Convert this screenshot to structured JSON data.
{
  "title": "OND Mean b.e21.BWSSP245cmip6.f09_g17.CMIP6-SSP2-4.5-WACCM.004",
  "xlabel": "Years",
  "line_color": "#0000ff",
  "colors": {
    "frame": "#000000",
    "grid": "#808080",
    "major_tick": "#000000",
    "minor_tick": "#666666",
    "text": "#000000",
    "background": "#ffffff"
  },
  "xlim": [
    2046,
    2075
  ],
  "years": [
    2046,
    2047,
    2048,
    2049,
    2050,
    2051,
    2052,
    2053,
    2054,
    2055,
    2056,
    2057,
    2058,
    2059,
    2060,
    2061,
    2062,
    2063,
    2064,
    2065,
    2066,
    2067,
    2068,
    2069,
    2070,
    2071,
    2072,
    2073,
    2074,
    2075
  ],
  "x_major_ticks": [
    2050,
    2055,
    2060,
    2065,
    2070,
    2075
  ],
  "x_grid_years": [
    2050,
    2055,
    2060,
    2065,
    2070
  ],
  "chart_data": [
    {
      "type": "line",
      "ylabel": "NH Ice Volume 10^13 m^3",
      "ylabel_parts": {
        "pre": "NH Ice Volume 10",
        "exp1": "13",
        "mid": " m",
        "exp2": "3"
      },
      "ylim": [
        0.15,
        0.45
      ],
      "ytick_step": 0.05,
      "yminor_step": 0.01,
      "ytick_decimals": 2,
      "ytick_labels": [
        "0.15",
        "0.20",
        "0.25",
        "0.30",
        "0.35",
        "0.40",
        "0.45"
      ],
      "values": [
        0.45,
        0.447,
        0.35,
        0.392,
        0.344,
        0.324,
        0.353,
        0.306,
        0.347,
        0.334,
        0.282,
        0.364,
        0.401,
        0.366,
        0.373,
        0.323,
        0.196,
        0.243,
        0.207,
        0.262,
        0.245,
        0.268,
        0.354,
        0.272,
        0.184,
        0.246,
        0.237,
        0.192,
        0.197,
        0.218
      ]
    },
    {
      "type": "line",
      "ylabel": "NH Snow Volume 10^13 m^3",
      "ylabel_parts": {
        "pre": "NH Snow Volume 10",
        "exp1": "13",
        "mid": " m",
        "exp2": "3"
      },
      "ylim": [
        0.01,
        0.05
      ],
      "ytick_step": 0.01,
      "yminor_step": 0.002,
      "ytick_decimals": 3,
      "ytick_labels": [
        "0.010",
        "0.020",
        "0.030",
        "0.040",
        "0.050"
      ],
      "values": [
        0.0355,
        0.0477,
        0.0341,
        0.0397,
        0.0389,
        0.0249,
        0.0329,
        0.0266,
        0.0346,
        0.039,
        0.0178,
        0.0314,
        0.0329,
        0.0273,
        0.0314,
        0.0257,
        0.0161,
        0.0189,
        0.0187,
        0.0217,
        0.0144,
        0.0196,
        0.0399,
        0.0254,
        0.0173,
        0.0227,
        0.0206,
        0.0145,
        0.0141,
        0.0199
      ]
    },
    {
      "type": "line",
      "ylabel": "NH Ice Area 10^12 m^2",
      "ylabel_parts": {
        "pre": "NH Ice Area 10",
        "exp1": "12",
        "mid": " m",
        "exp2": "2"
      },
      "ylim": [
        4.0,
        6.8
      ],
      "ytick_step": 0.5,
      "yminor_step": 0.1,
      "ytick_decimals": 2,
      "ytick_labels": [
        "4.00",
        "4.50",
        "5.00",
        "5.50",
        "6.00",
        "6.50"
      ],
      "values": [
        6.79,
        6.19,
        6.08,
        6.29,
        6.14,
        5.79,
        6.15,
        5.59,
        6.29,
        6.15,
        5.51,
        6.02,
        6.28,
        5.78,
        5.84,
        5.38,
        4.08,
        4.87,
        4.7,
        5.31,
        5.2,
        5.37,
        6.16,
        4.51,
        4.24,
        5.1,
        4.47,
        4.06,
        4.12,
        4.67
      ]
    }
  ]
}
----
◆ STATED TASK: Copy out all lines where the word "Area" appears.

◆ RESPONSE TO THE EXERCISE:
      "ylabel": "NH Ice Area 10^12 m^2",
        "pre": "NH Ice Area 10",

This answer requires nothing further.